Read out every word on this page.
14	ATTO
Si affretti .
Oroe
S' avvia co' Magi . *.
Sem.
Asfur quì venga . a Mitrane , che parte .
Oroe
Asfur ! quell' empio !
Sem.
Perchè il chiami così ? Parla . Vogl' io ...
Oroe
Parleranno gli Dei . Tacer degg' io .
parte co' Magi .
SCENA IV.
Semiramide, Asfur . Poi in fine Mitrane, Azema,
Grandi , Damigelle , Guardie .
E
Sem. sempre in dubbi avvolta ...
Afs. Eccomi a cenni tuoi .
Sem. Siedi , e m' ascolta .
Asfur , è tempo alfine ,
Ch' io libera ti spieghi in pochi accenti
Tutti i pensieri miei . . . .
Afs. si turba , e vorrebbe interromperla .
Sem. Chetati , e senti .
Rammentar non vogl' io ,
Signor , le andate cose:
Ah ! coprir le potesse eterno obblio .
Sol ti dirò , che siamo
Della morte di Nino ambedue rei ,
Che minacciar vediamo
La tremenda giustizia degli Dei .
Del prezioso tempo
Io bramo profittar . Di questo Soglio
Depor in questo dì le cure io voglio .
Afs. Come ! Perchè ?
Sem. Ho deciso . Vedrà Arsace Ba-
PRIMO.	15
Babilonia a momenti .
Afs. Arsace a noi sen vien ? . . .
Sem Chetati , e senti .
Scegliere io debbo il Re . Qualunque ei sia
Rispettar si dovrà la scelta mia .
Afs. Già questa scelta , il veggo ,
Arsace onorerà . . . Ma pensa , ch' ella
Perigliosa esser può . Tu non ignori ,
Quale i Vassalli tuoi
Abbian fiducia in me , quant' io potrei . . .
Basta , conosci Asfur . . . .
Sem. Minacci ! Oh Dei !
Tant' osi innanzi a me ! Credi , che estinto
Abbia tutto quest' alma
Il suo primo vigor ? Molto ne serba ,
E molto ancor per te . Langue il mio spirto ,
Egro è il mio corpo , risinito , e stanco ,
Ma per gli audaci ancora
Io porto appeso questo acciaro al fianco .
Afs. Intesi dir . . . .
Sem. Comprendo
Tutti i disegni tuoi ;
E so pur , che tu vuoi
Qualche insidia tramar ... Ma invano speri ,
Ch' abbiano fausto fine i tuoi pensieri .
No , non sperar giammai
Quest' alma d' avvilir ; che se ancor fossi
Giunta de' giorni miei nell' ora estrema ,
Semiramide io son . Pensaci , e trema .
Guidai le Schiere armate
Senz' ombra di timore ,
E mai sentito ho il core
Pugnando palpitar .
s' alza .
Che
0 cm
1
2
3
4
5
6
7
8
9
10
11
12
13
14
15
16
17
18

(Problem to solve) Using the data above, output each line exactly.

(The answer)
Read out every word on this page.
14	ATTO
Si affretti .
Oroe
S' avvia co' Magi . *.
Sem.
Asfur quì venga . a Mitrane , che parte .
Oroe
Asfur ! quell' empio !
Sem.
Perchè il chiami così ? Parla . Vogl' io ...
Oroe
Parleranno gli Dei . Tacer degg' io .
parte co' Magi .
SCENA IV.
Semiramide, Asfur . Poi in fine Mitrane, Azema,
Grandi , Damigelle , Guardie .
E
Sem. sempre in dubbi avvolta ...
Afs. Eccomi a cenni tuoi .
Sem. Siedi , e m' ascolta .
Asfur , è tempo alfine ,
Ch' io libera ti spieghi in pochi accenti
Tutti i pensieri miei . . . .
Afs. si turba , e vorrebbe interromperla .
Sem. Chetati , e senti .
Rammentar non vogl' io ,
Signor , le andate cose:
Ah ! coprir le potesse eterno obblio .
Sol ti dirò , che siamo
Della morte di Nino ambedue rei ,
Che minacciar vediamo
La tremenda giustizia degli Dei .
Del prezioso tempo
Io bramo profittar . Di questo Soglio
Depor in questo dì le cure io voglio .
Afs. Come ! Perchè ?
Sem. Ho deciso . Vedrà Arsace Ba-
PRIMO.	15
Babilonia a momenti .
Afs. Arsace a noi sen vien ? . . .
Sem Chetati , e senti .
Scegliere io debbo il Re . Qualunque ei sia
Rispettar si dovrà la scelta mia .
Afs. Già questa scelta , il veggo ,
Arsace onorerà . . . Ma pensa , ch' ella
Perigliosa esser può . Tu non ignori ,
Quale i Vassalli tuoi
Abbian fiducia in me , quant' io potrei . . .
Basta , conosci Asfur . . . .
Sem. Minacci ! Oh Dei !
Tant' osi innanzi a me ! Credi , che estinto
Abbia tutto quest' alma
Il suo primo vigor ? Molto ne serba ,
E molto ancor per te . Langue il mio spirto ,
Egro è il mio corpo , risinito , e stanco ,
Ma per gli audaci ancora
Io porto appeso questo acciaro al fianco .
Afs. Intesi dir . . . .
Sem. Comprendo
Tutti i disegni tuoi ;
E so pur , che tu vuoi
Qualche insidia tramar ... Ma invano speri ,
Ch' abbiano fausto fine i tuoi pensieri .
No , non sperar giammai
Quest' alma d' avvilir ; che se ancor fossi
Giunta de' giorni miei nell' ora estrema ,
Semiramide io son . Pensaci , e trema .
Guidai le Schiere armate
Senz' ombra di timore ,
E mai sentito ho il core
Pugnando palpitar .
s' alza .
Che
0 cm
1
2
3
4
5
6
7
8
9
10
11
12
13
14
15
16
17
18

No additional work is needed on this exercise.